→ **Work to complete**:
Check each line of the listing for the word "JSON" and give only the number of lines that have it.

→ **Supplied records**:
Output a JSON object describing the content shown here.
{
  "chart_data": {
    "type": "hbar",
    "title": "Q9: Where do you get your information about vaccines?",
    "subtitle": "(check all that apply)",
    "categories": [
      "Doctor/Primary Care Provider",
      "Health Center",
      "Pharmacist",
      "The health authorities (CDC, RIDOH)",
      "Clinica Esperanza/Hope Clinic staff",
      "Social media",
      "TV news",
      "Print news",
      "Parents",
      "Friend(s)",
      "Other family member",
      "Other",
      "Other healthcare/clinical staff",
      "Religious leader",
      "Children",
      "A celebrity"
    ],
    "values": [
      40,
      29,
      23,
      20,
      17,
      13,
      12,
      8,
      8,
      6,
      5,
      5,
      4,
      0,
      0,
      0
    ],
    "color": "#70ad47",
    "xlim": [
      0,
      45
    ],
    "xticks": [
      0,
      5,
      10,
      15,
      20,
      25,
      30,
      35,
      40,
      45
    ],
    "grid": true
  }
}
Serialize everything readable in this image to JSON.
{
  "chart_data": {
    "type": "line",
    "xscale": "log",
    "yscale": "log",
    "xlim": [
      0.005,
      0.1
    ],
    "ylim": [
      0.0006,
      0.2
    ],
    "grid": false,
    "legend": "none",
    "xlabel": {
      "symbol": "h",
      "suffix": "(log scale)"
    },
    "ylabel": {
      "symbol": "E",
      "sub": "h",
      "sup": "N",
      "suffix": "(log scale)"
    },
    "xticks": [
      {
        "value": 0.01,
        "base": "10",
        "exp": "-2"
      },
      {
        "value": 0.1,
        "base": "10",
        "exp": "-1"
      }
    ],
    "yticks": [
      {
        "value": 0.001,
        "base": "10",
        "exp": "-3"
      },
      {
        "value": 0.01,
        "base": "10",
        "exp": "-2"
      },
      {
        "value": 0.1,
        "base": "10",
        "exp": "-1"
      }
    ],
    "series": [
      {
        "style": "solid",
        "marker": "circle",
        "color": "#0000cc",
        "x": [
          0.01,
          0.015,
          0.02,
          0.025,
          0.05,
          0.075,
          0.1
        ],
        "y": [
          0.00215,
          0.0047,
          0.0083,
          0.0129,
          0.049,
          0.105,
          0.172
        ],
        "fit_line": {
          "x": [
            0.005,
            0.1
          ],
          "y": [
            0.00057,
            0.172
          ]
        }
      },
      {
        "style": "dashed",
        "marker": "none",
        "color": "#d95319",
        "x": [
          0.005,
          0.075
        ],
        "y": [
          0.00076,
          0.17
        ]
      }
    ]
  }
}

→ **Exercise solution**:
2